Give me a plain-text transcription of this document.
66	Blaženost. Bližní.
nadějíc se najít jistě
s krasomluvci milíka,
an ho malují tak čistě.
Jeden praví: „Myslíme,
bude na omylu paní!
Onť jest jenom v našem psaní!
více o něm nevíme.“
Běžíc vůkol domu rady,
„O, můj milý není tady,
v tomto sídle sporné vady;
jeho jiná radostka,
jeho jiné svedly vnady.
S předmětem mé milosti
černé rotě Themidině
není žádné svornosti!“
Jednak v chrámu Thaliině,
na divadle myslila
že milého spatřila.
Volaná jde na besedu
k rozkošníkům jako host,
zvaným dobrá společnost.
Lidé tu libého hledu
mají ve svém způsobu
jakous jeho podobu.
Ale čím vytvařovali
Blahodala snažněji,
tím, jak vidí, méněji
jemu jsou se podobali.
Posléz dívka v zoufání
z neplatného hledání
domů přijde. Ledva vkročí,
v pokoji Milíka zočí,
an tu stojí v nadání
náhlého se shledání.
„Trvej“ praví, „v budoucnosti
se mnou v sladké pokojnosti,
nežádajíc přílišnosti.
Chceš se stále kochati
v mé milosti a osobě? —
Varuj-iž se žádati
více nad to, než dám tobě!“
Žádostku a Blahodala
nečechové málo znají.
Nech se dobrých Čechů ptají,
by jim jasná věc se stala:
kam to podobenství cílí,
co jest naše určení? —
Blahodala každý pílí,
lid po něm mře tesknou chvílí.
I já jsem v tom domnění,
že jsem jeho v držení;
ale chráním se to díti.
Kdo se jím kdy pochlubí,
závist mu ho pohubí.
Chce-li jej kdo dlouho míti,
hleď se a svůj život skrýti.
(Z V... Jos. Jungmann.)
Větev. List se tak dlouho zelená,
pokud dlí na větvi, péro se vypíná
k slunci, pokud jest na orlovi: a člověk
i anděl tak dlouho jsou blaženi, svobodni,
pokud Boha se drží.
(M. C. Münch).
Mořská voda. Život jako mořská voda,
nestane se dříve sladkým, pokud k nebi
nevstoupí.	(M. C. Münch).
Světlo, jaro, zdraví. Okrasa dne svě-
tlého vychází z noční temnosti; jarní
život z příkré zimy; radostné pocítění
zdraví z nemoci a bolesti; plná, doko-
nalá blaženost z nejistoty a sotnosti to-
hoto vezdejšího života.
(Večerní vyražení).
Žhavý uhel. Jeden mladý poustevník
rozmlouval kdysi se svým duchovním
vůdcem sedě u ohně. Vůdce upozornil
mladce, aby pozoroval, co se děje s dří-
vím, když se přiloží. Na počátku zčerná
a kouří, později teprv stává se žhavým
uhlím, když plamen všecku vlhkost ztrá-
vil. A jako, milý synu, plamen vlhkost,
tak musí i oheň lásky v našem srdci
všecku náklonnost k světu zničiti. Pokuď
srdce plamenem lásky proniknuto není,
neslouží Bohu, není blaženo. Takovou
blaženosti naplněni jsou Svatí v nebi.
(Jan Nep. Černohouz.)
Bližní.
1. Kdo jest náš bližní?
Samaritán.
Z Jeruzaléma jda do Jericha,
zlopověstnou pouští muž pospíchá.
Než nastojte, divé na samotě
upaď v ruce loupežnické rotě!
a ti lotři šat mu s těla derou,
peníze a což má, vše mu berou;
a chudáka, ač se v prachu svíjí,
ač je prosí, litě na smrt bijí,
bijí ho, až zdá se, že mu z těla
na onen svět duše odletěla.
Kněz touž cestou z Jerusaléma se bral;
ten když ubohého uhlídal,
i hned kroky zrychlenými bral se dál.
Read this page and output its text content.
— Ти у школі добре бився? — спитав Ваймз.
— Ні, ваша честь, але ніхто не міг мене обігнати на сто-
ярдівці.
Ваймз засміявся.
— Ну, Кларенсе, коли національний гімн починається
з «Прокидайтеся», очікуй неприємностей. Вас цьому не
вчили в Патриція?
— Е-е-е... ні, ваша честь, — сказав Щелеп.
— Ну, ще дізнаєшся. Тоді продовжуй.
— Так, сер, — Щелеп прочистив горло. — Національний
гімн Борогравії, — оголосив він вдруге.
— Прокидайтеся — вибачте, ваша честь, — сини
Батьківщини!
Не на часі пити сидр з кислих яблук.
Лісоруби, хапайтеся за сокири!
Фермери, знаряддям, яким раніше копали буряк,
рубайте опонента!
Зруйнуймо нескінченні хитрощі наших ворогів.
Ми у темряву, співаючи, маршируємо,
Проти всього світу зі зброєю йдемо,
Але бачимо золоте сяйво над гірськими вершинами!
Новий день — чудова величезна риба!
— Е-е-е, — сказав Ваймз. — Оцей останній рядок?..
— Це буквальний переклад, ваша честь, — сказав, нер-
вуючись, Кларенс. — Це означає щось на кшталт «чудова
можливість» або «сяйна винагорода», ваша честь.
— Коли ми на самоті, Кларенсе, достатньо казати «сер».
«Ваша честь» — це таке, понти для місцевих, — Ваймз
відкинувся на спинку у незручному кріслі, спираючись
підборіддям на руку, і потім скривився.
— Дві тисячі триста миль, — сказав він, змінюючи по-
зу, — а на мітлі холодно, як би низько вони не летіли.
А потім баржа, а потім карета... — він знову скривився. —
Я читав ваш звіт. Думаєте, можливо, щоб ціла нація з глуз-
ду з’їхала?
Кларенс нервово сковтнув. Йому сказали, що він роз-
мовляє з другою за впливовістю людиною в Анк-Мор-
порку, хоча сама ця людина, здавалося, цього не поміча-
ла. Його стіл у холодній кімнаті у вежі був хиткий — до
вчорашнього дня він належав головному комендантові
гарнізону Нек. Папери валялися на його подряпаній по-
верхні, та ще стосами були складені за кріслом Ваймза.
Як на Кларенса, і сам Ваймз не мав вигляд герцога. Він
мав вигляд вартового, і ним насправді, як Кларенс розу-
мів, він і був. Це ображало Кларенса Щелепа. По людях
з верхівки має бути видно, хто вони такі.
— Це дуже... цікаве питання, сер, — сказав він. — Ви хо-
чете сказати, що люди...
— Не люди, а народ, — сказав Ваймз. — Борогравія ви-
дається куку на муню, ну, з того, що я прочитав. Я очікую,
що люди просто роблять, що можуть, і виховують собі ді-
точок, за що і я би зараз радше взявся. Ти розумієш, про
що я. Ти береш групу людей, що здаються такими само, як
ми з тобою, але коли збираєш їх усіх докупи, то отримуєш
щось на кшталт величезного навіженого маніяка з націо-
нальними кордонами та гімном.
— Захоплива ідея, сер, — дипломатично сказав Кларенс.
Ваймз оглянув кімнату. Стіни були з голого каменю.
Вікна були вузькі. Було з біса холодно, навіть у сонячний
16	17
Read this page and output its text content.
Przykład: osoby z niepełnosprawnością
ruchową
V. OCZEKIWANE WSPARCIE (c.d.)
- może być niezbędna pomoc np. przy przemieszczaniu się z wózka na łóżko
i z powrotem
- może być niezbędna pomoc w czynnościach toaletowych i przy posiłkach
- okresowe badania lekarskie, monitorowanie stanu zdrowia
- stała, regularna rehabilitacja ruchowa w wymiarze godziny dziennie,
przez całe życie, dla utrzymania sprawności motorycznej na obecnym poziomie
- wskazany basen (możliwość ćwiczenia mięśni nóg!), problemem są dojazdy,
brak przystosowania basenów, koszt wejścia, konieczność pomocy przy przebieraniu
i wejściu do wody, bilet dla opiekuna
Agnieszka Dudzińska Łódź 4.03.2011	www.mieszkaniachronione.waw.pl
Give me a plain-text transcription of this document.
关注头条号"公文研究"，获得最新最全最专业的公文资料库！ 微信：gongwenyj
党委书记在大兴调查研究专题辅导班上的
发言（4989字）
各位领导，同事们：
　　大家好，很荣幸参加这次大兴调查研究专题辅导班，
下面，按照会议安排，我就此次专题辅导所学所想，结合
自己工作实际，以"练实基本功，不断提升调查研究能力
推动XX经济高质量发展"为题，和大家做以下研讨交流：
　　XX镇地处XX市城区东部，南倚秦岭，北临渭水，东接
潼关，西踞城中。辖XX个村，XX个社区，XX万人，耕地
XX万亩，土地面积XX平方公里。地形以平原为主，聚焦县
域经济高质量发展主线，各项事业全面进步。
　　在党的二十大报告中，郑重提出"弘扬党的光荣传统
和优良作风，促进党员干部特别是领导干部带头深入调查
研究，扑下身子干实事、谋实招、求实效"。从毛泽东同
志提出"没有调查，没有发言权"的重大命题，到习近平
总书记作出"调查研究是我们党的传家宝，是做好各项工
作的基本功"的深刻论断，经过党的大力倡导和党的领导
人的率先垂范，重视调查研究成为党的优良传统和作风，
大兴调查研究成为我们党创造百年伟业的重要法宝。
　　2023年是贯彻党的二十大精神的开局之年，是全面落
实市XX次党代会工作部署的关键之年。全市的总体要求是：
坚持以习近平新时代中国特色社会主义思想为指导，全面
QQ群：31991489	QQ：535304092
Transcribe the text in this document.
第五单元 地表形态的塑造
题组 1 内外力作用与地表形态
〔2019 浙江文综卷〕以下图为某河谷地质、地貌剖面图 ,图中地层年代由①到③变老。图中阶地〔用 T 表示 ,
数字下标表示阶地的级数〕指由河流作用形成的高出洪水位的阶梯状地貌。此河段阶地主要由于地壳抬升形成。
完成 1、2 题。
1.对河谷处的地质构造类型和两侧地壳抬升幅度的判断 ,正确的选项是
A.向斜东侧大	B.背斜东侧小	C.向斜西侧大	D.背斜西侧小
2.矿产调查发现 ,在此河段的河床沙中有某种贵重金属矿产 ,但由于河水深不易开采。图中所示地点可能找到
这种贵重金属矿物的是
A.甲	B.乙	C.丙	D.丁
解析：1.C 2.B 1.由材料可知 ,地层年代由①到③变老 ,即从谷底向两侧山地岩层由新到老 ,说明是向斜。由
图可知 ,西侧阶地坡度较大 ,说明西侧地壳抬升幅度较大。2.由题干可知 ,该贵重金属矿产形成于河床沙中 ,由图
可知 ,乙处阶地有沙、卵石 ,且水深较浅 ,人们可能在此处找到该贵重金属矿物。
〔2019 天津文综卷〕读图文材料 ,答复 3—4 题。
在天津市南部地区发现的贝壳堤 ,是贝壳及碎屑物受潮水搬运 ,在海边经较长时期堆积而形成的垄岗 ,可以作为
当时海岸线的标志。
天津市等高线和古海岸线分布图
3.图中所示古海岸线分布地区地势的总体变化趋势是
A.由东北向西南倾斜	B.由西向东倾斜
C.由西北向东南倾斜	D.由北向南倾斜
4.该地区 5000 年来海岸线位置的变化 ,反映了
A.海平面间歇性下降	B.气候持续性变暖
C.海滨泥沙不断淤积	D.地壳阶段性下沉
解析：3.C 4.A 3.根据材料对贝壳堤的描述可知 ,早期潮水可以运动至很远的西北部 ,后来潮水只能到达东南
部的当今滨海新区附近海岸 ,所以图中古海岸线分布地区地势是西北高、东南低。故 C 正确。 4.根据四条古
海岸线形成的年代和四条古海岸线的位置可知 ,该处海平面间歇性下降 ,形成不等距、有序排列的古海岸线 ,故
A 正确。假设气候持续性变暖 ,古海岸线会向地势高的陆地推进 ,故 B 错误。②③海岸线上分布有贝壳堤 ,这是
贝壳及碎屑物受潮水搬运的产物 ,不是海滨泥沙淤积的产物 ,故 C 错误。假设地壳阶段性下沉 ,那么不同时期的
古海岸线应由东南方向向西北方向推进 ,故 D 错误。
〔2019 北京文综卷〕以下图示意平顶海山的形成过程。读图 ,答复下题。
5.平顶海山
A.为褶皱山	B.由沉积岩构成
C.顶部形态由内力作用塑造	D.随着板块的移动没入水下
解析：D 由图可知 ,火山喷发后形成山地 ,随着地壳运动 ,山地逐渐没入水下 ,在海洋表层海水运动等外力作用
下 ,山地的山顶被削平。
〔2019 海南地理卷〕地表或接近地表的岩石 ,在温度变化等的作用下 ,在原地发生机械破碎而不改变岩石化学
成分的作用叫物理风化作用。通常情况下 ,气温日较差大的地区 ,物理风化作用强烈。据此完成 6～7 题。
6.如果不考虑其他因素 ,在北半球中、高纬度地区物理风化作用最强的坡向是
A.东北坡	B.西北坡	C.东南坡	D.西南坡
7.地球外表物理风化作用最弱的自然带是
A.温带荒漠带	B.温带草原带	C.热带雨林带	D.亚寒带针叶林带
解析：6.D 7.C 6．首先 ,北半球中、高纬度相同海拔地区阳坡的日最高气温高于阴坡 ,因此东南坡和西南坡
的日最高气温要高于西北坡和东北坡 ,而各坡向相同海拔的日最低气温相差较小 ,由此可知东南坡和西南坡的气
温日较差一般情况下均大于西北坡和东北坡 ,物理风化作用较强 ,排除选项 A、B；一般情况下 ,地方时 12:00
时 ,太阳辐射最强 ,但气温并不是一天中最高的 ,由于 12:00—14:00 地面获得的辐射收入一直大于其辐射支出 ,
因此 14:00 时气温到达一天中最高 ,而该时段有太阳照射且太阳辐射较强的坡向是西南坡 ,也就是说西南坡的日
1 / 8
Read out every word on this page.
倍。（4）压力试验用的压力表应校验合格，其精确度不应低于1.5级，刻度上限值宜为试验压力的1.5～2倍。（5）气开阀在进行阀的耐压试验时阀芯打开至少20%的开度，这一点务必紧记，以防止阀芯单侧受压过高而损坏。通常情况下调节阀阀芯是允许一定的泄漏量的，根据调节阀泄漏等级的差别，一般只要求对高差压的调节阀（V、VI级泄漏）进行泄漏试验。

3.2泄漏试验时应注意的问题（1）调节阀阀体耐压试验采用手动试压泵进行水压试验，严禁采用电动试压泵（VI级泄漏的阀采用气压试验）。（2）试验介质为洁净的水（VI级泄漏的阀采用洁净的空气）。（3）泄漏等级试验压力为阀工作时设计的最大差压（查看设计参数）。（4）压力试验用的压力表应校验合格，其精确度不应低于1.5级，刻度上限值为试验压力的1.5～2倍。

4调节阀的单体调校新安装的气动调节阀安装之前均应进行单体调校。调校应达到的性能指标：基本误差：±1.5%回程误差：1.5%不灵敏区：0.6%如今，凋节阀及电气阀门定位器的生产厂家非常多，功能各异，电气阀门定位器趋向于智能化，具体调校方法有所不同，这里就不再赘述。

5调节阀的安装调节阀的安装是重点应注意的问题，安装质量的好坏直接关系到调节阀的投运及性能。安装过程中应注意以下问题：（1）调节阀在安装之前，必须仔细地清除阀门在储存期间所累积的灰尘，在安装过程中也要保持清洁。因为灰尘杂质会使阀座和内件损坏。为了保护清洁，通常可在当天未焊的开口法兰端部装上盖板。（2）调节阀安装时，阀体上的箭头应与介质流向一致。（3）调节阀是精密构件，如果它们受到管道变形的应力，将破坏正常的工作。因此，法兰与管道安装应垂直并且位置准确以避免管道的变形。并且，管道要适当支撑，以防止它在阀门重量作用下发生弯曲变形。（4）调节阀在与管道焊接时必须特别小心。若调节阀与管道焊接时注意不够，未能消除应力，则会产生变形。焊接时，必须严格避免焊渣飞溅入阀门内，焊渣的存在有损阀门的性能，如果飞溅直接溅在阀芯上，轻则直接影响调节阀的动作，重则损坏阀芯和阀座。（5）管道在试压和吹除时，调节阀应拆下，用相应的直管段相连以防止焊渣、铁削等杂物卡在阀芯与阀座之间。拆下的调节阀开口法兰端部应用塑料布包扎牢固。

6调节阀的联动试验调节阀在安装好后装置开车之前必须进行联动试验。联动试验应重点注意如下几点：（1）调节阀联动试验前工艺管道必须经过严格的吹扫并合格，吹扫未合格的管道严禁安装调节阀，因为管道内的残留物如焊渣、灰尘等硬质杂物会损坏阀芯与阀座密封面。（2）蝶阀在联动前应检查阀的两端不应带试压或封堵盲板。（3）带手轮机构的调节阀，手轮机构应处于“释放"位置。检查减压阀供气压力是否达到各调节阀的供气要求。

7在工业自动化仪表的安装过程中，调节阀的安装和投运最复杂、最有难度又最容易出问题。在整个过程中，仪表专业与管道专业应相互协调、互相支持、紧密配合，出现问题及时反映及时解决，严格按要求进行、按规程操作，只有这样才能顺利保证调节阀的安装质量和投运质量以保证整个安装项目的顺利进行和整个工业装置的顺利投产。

+ + + + + + +

Go through the records and copy each line with "milosti" in it.

S předmětem mé milosti
v mé milosti a osobě? —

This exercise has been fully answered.